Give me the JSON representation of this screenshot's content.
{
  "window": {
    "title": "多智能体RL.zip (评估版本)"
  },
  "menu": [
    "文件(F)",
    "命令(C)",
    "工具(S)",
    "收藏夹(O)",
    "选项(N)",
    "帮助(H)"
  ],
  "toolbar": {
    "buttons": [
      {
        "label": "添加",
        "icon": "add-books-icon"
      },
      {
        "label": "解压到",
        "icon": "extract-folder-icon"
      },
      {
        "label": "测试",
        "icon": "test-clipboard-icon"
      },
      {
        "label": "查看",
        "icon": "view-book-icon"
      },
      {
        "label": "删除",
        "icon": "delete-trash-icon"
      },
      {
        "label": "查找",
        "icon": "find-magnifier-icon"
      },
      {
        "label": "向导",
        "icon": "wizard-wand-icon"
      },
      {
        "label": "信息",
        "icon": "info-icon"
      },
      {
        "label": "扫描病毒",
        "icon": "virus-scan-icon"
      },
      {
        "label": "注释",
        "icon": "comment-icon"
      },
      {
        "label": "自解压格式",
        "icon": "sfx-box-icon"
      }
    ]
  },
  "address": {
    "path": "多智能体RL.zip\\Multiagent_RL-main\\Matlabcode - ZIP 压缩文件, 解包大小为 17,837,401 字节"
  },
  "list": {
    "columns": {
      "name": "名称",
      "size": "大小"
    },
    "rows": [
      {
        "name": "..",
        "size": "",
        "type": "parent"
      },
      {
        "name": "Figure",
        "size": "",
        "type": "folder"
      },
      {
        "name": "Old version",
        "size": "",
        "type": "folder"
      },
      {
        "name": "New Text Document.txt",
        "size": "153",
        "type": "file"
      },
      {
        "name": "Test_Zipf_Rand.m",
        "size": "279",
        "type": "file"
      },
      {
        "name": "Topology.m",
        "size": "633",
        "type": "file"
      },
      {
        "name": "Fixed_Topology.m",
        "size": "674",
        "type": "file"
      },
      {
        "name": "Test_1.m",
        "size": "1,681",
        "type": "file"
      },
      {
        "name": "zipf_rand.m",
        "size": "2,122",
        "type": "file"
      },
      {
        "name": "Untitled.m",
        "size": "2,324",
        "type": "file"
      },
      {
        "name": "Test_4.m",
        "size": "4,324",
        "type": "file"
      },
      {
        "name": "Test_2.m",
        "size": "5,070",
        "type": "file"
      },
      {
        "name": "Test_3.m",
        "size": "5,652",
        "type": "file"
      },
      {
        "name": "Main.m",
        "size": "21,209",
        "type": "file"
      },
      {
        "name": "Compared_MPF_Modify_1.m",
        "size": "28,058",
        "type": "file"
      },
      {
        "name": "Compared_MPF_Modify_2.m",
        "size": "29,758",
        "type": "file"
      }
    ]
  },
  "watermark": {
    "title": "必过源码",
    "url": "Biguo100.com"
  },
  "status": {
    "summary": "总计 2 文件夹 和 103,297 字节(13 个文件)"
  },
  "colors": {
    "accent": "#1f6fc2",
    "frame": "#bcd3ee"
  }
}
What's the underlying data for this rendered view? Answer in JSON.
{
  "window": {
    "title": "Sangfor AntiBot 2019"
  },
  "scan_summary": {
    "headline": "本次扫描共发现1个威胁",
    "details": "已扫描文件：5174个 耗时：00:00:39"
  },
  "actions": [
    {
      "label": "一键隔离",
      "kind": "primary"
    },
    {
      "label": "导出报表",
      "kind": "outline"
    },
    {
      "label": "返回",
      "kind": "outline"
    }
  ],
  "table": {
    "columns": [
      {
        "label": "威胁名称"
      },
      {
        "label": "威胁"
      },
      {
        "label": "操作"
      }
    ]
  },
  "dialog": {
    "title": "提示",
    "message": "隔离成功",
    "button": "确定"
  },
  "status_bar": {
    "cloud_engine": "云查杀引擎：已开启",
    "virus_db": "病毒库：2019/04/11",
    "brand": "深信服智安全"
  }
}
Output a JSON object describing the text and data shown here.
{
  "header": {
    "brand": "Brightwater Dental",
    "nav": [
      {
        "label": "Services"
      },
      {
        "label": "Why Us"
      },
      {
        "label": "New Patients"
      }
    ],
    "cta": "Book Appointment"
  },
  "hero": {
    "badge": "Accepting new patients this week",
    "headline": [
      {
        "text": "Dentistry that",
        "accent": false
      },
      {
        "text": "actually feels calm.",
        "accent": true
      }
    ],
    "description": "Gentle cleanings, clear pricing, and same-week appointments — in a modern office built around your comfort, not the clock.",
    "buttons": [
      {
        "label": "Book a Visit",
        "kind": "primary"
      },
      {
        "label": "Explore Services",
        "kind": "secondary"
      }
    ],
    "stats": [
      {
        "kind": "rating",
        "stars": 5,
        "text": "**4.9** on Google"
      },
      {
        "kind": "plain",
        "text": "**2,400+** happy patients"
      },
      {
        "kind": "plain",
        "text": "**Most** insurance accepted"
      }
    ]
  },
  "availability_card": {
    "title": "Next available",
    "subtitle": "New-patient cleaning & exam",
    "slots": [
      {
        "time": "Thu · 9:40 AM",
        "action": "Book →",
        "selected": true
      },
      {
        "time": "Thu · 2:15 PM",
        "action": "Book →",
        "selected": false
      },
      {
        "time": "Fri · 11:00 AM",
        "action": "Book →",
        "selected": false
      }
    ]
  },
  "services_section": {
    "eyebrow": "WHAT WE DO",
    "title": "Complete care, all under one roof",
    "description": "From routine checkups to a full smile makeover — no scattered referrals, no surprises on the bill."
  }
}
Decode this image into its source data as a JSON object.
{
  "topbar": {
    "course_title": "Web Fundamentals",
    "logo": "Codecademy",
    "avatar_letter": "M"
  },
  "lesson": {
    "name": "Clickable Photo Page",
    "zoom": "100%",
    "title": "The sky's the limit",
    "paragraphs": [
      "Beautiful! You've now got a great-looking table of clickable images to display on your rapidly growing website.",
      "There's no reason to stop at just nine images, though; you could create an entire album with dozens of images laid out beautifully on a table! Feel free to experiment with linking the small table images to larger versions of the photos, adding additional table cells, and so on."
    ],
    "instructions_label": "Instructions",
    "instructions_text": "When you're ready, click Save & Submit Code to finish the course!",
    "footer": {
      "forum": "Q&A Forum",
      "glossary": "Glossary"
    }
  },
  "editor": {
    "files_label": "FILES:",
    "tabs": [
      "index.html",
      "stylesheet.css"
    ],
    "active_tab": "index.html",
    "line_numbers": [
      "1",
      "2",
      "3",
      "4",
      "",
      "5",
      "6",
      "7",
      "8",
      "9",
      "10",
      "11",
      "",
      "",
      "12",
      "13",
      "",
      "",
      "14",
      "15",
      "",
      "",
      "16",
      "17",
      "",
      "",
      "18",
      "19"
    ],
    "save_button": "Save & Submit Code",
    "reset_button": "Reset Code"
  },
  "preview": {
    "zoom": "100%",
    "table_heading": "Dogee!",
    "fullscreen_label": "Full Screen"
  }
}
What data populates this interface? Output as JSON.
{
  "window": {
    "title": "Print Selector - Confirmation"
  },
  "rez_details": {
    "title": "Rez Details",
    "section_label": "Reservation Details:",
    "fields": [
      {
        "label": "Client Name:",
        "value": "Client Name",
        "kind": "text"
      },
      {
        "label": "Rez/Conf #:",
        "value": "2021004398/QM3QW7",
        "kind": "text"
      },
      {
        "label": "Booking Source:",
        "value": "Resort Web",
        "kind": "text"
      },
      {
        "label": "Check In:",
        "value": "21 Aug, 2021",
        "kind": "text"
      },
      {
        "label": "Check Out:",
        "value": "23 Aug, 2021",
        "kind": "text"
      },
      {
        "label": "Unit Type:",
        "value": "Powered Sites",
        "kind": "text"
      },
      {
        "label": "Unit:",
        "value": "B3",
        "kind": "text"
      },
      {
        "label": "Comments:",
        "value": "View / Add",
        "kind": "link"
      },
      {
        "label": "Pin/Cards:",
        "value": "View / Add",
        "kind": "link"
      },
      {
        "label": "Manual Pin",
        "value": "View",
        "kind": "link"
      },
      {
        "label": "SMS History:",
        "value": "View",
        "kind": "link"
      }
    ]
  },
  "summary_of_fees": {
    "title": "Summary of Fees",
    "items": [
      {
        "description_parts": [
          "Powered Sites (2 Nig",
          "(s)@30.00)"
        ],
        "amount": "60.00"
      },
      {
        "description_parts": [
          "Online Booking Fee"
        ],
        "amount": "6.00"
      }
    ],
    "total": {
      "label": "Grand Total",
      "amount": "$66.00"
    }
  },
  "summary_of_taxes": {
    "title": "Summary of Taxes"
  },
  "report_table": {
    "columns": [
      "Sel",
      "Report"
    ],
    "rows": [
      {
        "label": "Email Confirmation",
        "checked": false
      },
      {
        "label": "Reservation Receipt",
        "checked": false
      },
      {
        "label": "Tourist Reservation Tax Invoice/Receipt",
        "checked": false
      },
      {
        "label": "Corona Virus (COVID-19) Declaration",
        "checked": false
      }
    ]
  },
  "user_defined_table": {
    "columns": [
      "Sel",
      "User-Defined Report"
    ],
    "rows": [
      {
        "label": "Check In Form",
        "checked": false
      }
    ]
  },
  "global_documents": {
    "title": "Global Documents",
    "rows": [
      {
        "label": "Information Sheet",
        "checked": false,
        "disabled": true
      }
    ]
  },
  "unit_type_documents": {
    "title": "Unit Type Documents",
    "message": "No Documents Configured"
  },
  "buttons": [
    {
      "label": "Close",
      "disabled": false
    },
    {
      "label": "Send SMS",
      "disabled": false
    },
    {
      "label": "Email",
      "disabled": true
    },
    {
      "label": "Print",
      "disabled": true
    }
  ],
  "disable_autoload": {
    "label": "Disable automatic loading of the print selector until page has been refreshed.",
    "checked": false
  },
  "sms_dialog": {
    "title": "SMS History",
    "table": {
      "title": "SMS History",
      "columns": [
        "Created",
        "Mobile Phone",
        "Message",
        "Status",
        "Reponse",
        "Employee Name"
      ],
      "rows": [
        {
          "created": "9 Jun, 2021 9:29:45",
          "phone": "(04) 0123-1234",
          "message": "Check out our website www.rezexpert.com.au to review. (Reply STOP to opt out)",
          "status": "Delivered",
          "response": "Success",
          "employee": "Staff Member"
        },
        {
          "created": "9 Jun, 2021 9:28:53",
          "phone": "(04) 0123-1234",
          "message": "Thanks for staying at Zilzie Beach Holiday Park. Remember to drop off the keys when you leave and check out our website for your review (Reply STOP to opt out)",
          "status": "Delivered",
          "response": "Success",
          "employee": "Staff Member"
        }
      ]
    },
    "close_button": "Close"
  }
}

================================

For every line in the data above that holds "Client", return the line itself.

EXERCISE OUTPUT:
        "label": "Client Name:",
        "value": "Client Name",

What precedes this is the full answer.